* start Given records *

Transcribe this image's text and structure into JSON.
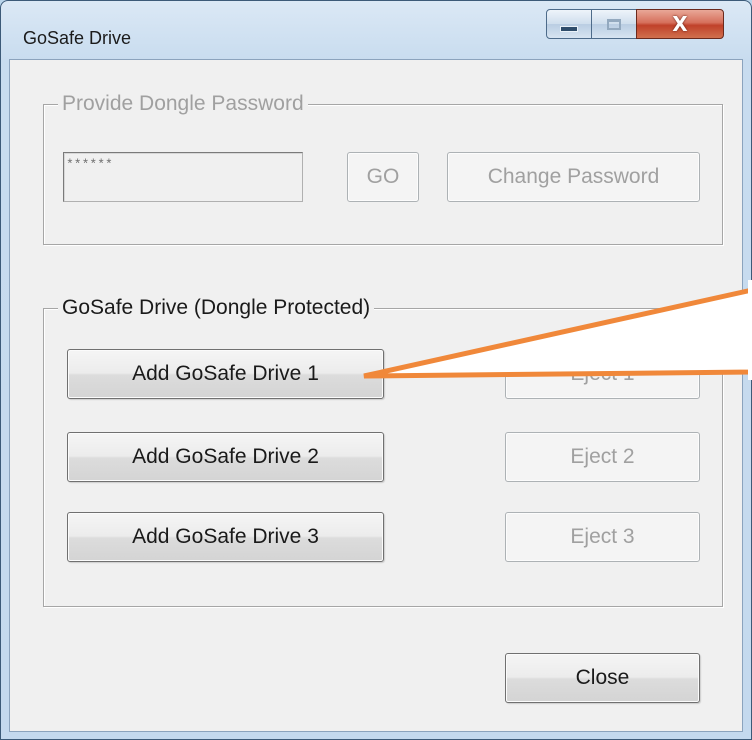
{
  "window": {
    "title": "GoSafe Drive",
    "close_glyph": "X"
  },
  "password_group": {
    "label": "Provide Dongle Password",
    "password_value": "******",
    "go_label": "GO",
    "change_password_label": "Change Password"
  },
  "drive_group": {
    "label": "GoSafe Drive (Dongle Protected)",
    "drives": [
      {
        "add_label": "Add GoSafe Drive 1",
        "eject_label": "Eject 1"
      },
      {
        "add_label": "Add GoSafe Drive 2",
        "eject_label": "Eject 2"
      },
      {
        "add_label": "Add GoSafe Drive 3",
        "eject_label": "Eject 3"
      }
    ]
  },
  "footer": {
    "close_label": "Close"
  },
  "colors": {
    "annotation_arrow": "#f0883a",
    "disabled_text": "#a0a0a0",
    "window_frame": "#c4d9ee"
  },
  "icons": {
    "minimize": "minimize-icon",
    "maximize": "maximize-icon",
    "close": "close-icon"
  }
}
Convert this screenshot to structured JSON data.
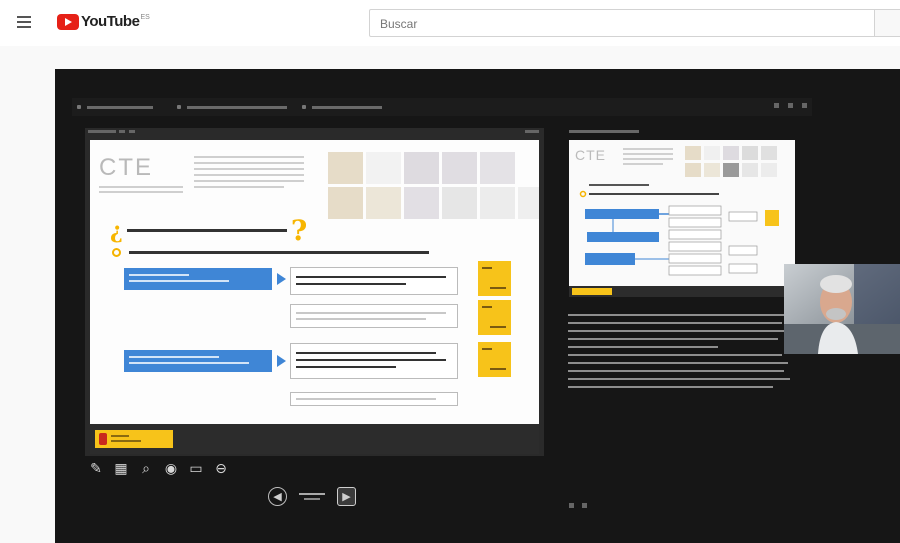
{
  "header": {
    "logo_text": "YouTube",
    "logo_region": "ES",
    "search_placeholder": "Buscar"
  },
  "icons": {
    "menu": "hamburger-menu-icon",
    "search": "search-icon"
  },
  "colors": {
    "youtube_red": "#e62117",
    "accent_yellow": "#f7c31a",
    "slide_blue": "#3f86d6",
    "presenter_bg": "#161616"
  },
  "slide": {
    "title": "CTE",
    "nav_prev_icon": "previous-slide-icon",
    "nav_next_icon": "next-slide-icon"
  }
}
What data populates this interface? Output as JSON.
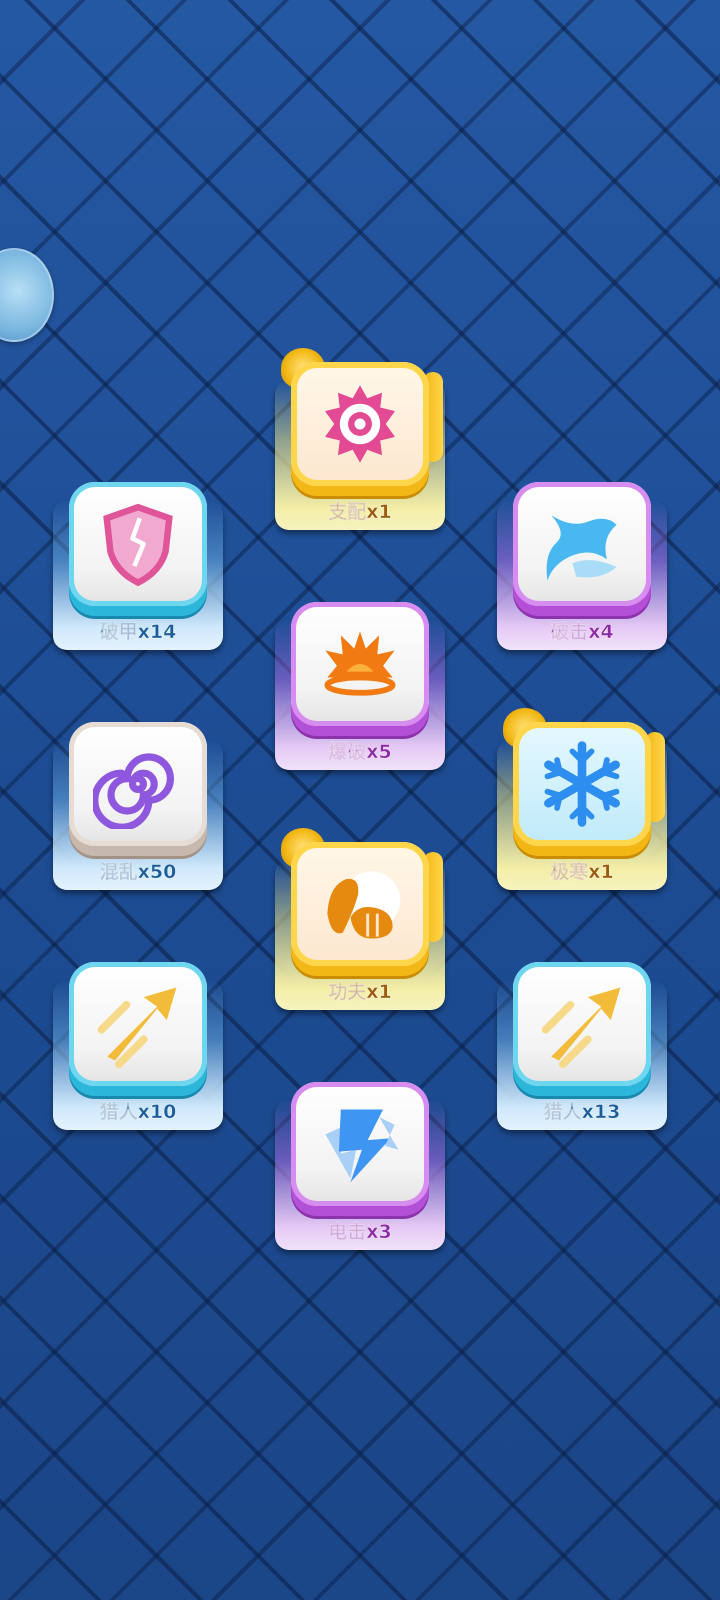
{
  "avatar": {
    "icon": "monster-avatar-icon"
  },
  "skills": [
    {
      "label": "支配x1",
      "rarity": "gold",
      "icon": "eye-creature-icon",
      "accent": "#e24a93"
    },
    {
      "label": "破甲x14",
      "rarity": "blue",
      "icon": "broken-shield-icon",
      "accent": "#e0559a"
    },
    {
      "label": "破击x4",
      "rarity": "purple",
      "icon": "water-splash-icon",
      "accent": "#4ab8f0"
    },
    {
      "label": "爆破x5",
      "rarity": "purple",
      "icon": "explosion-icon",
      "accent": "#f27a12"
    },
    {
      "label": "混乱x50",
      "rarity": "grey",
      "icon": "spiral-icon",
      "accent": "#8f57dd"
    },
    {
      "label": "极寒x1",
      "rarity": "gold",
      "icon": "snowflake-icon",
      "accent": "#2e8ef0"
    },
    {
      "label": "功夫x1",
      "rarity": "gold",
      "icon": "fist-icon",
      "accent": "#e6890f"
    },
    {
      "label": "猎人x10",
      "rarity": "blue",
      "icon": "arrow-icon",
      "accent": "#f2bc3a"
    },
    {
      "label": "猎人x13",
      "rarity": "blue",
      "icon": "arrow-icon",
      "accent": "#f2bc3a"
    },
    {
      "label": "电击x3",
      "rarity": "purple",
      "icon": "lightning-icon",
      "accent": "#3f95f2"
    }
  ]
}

* end Given records *

Exercise brief: Transcribe the complete set of entries verbatim. No pictures belong in the copy.

Full output:
Transcribe this image's text and structure into JSON.
{
  "window": {
    "title": "GoSafe Drive",
    "close_glyph": "X"
  },
  "password_group": {
    "label": "Provide Dongle Password",
    "password_value": "******",
    "go_label": "GO",
    "change_password_label": "Change Password"
  },
  "drive_group": {
    "label": "GoSafe Drive (Dongle Protected)",
    "drives": [
      {
        "add_label": "Add GoSafe Drive 1",
        "eject_label": "Eject 1"
      },
      {
        "add_label": "Add GoSafe Drive 2",
        "eject_label": "Eject 2"
      },
      {
        "add_label": "Add GoSafe Drive 3",
        "eject_label": "Eject 3"
      }
    ]
  },
  "footer": {
    "close_label": "Close"
  },
  "colors": {
    "annotation_arrow": "#f0883a",
    "disabled_text": "#a0a0a0",
    "window_frame": "#c4d9ee"
  },
  "icons": {
    "minimize": "minimize-icon",
    "maximize": "maximize-icon",
    "close": "close-icon"
  }
}
Convert this screenshot to structured JSON data.
{
  "header": {
    "logo_text": "YouTube",
    "logo_region": "ES",
    "search_placeholder": "Buscar"
  },
  "icons": {
    "menu": "hamburger-menu-icon",
    "search": "search-icon"
  },
  "colors": {
    "youtube_red": "#e62117",
    "accent_yellow": "#f7c31a",
    "slide_blue": "#3f86d6",
    "presenter_bg": "#161616"
  },
  "slide": {
    "title": "CTE",
    "nav_prev_icon": "previous-slide-icon",
    "nav_next_icon": "next-slide-icon"
  }
}
What data populates this interface? Output as JSON.
{
  "avatar": {
    "icon": "monster-avatar-icon"
  },
  "skills": [
    {
      "label": "支配x1",
      "rarity": "gold",
      "icon": "eye-creature-icon",
      "accent": "#e24a93"
    },
    {
      "label": "破甲x14",
      "rarity": "blue",
      "icon": "broken-shield-icon",
      "accent": "#e0559a"
    },
    {
      "label": "破击x4",
      "rarity": "purple",
      "icon": "water-splash-icon",
      "accent": "#4ab8f0"
    },
    {
      "label": "爆破x5",
      "rarity": "purple",
      "icon": "explosion-icon",
      "accent": "#f27a12"
    },
    {
      "label": "混乱x50",
      "rarity": "grey",
      "icon": "spiral-icon",
      "accent": "#8f57dd"
    },
    {
      "label": "极寒x1",
      "rarity": "gold",
      "icon": "snowflake-icon",
      "accent": "#2e8ef0"
    },
    {
      "label": "功夫x1",
      "rarity": "gold",
      "icon": "fist-icon",
      "accent": "#e6890f"
    },
    {
      "label": "猎人x10",
      "rarity": "blue",
      "icon": "arrow-icon",
      "accent": "#f2bc3a"
    },
    {
      "label": "猎人x13",
      "rarity": "blue",
      "icon": "arrow-icon",
      "accent": "#f2bc3a"
    },
    {
      "label": "电击x3",
      "rarity": "purple",
      "icon": "lightning-icon",
      "accent": "#3f95f2"
    }
  ]
}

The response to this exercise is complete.